[Stored data]

=-=-=

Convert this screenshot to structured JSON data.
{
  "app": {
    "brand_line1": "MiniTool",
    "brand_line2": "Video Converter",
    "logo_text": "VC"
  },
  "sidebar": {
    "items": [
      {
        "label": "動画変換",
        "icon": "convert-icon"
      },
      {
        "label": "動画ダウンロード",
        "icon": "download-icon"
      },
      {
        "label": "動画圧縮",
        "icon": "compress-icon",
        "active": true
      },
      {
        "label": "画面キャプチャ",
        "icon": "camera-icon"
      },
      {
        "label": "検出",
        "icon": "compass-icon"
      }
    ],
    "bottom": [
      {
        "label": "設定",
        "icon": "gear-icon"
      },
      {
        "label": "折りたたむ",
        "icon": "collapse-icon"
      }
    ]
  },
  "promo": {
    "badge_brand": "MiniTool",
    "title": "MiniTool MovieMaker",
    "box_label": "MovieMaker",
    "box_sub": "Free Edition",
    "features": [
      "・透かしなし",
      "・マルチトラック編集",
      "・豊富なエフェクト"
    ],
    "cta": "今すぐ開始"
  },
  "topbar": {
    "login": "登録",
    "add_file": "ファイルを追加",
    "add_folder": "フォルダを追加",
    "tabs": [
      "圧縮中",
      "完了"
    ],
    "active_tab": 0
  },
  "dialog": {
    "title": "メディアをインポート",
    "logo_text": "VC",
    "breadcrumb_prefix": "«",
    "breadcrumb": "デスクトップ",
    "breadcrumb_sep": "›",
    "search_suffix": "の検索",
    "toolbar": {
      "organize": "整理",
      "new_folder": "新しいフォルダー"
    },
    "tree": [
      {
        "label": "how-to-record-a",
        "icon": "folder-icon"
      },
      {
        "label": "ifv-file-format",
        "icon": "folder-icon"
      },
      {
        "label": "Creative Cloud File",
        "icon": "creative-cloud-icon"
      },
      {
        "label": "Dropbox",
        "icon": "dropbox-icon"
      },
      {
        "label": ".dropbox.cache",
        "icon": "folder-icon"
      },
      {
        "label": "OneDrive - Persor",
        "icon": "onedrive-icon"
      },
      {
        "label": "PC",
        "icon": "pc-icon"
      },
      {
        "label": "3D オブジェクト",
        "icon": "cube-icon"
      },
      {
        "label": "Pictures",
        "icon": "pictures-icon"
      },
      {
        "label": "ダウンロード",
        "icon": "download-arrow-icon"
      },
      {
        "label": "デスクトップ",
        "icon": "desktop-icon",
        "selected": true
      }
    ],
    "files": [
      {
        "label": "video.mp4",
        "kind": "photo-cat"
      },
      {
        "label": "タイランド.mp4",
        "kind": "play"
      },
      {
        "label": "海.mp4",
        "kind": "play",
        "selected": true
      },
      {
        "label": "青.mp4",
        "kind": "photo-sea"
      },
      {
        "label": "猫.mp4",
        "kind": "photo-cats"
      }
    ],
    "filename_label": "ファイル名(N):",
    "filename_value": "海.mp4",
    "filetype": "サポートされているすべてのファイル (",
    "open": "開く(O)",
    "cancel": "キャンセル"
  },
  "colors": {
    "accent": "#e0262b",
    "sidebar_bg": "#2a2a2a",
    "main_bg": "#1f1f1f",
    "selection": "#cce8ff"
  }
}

=-=-=

> **Instructions for the task**
Go through the data and return every record exactly.

> **Exercise response**
Convert this screenshot to structured JSON data.
{
  "app": {
    "brand_line1": "MiniTool",
    "brand_line2": "Video Converter",
    "logo_text": "VC"
  },
  "sidebar": {
    "items": [
      {
        "label": "動画変換",
        "icon": "convert-icon"
      },
      {
        "label": "動画ダウンロード",
        "icon": "download-icon"
      },
      {
        "label": "動画圧縮",
        "icon": "compress-icon",
        "active": true
      },
      {
        "label": "画面キャプチャ",
        "icon": "camera-icon"
      },
      {
        "label": "検出",
        "icon": "compass-icon"
      }
    ],
    "bottom": [
      {
        "label": "設定",
        "icon": "gear-icon"
      },
      {
        "label": "折りたたむ",
        "icon": "collapse-icon"
      }
    ]
  },
  "promo": {
    "badge_brand": "MiniTool",
    "title": "MiniTool MovieMaker",
    "box_label": "MovieMaker",
    "box_sub": "Free Edition",
    "features": [
      "・透かしなし",
      "・マルチトラック編集",
      "・豊富なエフェクト"
    ],
    "cta": "今すぐ開始"
  },
  "topbar": {
    "login": "登録",
    "add_file": "ファイルを追加",
    "add_folder": "フォルダを追加",
    "tabs": [
      "圧縮中",
      "完了"
    ],
    "active_tab": 0
  },
  "dialog": {
    "title": "メディアをインポート",
    "logo_text": "VC",
    "breadcrumb_prefix": "«",
    "breadcrumb": "デスクトップ",
    "breadcrumb_sep": "›",
    "search_suffix": "の検索",
    "toolbar": {
      "organize": "整理",
      "new_folder": "新しいフォルダー"
    },
    "tree": [
      {
        "label": "how-to-record-a",
        "icon": "folder-icon"
      },
      {
        "label": "ifv-file-format",
        "icon": "folder-icon"
      },
      {
        "label": "Creative Cloud File",
        "icon": "creative-cloud-icon"
      },
      {
        "label": "Dropbox",
        "icon": "dropbox-icon"
      },
      {
        "label": ".dropbox.cache",
        "icon": "folder-icon"
      },
      {
        "label": "OneDrive - Persor",
        "icon": "onedrive-icon"
      },
      {
        "label": "PC",
        "icon": "pc-icon"
      },
      {
        "label": "3D オブジェクト",
        "icon": "cube-icon"
      },
      {
        "label": "Pictures",
        "icon": "pictures-icon"
      },
      {
        "label": "ダウンロード",
        "icon": "download-arrow-icon"
      },
      {
        "label": "デスクトップ",
        "icon": "desktop-icon",
        "selected": true
      }
    ],
    "files": [
      {
        "label": "video.mp4",
        "kind": "photo-cat"
      },
      {
        "label": "タイランド.mp4",
        "kind": "play"
      },
      {
        "label": "海.mp4",
        "kind": "play",
        "selected": true
      },
      {
        "label": "青.mp4",
        "kind": "photo-sea"
      },
      {
        "label": "猫.mp4",
        "kind": "photo-cats"
      }
    ],
    "filename_label": "ファイル名(N):",
    "filename_value": "海.mp4",
    "filetype": "サポートされているすべてのファイル (",
    "open": "開く(O)",
    "cancel": "キャンセル"
  },
  "colors": {
    "accent": "#e0262b",
    "sidebar_bg": "#2a2a2a",
    "main_bg": "#1f1f1f",
    "selection": "#cce8ff"
  }
}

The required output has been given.